> GOAL: Go through the data below and copy it exactly, skipping every picture.

> EXCERPTED DATA:

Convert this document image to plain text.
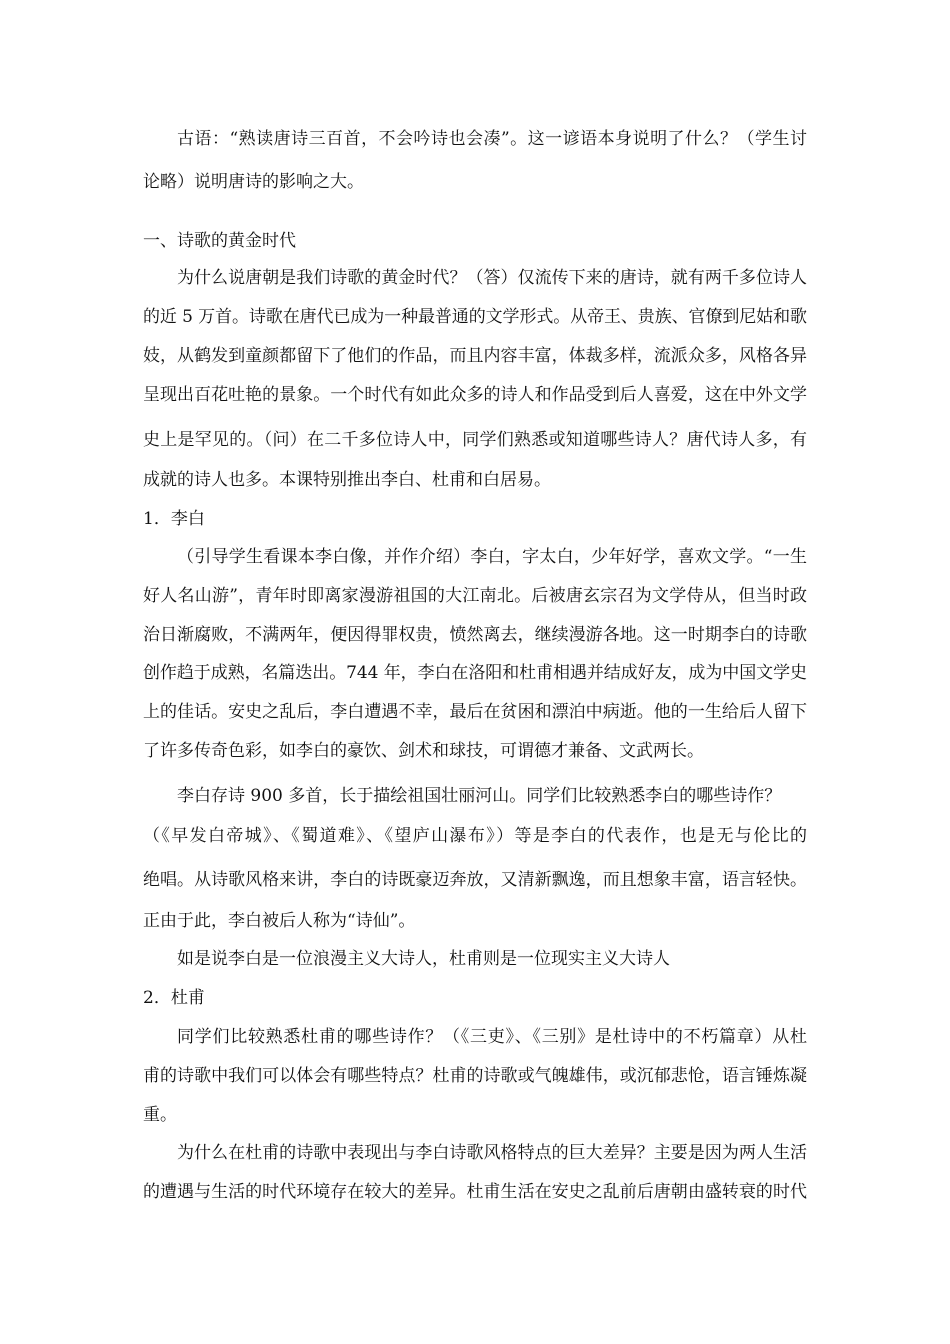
古语：“熟读唐诗三百首，不会吟诗也会凑”。这一谚语本身说明了什么？（学生讨
论略）说明唐诗的影响之大。
一、诗歌的黄金时代
为什么说唐朝是我们诗歌的黄金时代？（答）仅流传下来的唐诗，就有两千多位诗人
的近 5 万首。诗歌在唐代已成为一种最普通的文学形式。从帝王、贵族、官僚到尼姑和歌
妓，从鹤发到童颜都留下了他们的作品，而且内容丰富，体裁多样，流派众多，风格各异
呈现出百花吐艳的景象。一个时代有如此众多的诗人和作品受到后人喜爱，这在中外文学
史上是罕见的。（问）在二千多位诗人中，同学们熟悉或知道哪些诗人？唐代诗人多，有
成就的诗人也多。本课特别推出李白、杜甫和白居易。
1．李白
（引导学生看课本李白像，并作介绍）李白，字太白，少年好学，喜欢文学。“一生
好人名山游”，青年时即离家漫游祖国的大江南北。后被唐玄宗召为文学侍从，但当时政
治日渐腐败，不满两年，便因得罪权贵，愤然离去，继续漫游各地。这一时期李白的诗歌
创作趋于成熟，名篇迭出。744 年，李白在洛阳和杜甫相遇并结成好友，成为中国文学史
上的佳话。安史之乱后，李白遭遇不幸，最后在贫困和漂泊中病逝。他的一生给后人留下
了许多传奇色彩，如李白的豪饮、剑术和球技，可谓德才兼备、文武两长。
李白存诗 900 多首，长于描绘祖国壮丽河山。同学们比较熟悉李白的哪些诗作？
（《早发白帝城》、《蜀道难》、《望庐山瀑布》）等是李白的代表作，也是无与伦比的
绝唱。从诗歌风格来讲，李白的诗既豪迈奔放，又清新飘逸，而且想象丰富，语言轻快。
正由于此，李白被后人称为“诗仙”。
如是说李白是一位浪漫主义大诗人，杜甫则是一位现实主义大诗人
2．杜甫
同学们比较熟悉杜甫的哪些诗作？（《三吏》、《三别》是杜诗中的不朽篇章）从杜
甫的诗歌中我们可以体会有哪些特点？杜甫的诗歌或气魄雄伟，或沉郁悲怆，语言锤炼凝
重。
为什么在杜甫的诗歌中表现出与李白诗歌风格特点的巨大差异？主要是因为两人生活
的遭遇与生活的时代环境存在较大的差异。杜甫生活在安史之乱前后唐朝由盛转衰的时代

> EXERCISE RESULT:
Convert this document image to plain text.
古语：“熟读唐诗三百首，不会吟诗也会凑”。这一谚语本身说明了什么？（学生讨
论略）说明唐诗的影响之大。
一、诗歌的黄金时代
为什么说唐朝是我们诗歌的黄金时代？（答）仅流传下来的唐诗，就有两千多位诗人
的近 5 万首。诗歌在唐代已成为一种最普通的文学形式。从帝王、贵族、官僚到尼姑和歌
妓，从鹤发到童颜都留下了他们的作品，而且内容丰富，体裁多样，流派众多，风格各异
呈现出百花吐艳的景象。一个时代有如此众多的诗人和作品受到后人喜爱，这在中外文学
史上是罕见的。（问）在二千多位诗人中，同学们熟悉或知道哪些诗人？唐代诗人多，有
成就的诗人也多。本课特别推出李白、杜甫和白居易。
1．李白
（引导学生看课本李白像，并作介绍）李白，字太白，少年好学，喜欢文学。“一生
好人名山游”，青年时即离家漫游祖国的大江南北。后被唐玄宗召为文学侍从，但当时政
治日渐腐败，不满两年，便因得罪权贵，愤然离去，继续漫游各地。这一时期李白的诗歌
创作趋于成熟，名篇迭出。744 年，李白在洛阳和杜甫相遇并结成好友，成为中国文学史
上的佳话。安史之乱后，李白遭遇不幸，最后在贫困和漂泊中病逝。他的一生给后人留下
了许多传奇色彩，如李白的豪饮、剑术和球技，可谓德才兼备、文武两长。
李白存诗 900 多首，长于描绘祖国壮丽河山。同学们比较熟悉李白的哪些诗作？
（《早发白帝城》、《蜀道难》、《望庐山瀑布》）等是李白的代表作，也是无与伦比的
绝唱。从诗歌风格来讲，李白的诗既豪迈奔放，又清新飘逸，而且想象丰富，语言轻快。
正由于此，李白被后人称为“诗仙”。
如是说李白是一位浪漫主义大诗人，杜甫则是一位现实主义大诗人
2．杜甫
同学们比较熟悉杜甫的哪些诗作？（《三吏》、《三别》是杜诗中的不朽篇章）从杜
甫的诗歌中我们可以体会有哪些特点？杜甫的诗歌或气魄雄伟，或沉郁悲怆，语言锤炼凝
重。
为什么在杜甫的诗歌中表现出与李白诗歌风格特点的巨大差异？主要是因为两人生活
的遭遇与生活的时代环境存在较大的差异。杜甫生活在安史之乱前后唐朝由盛转衰的时代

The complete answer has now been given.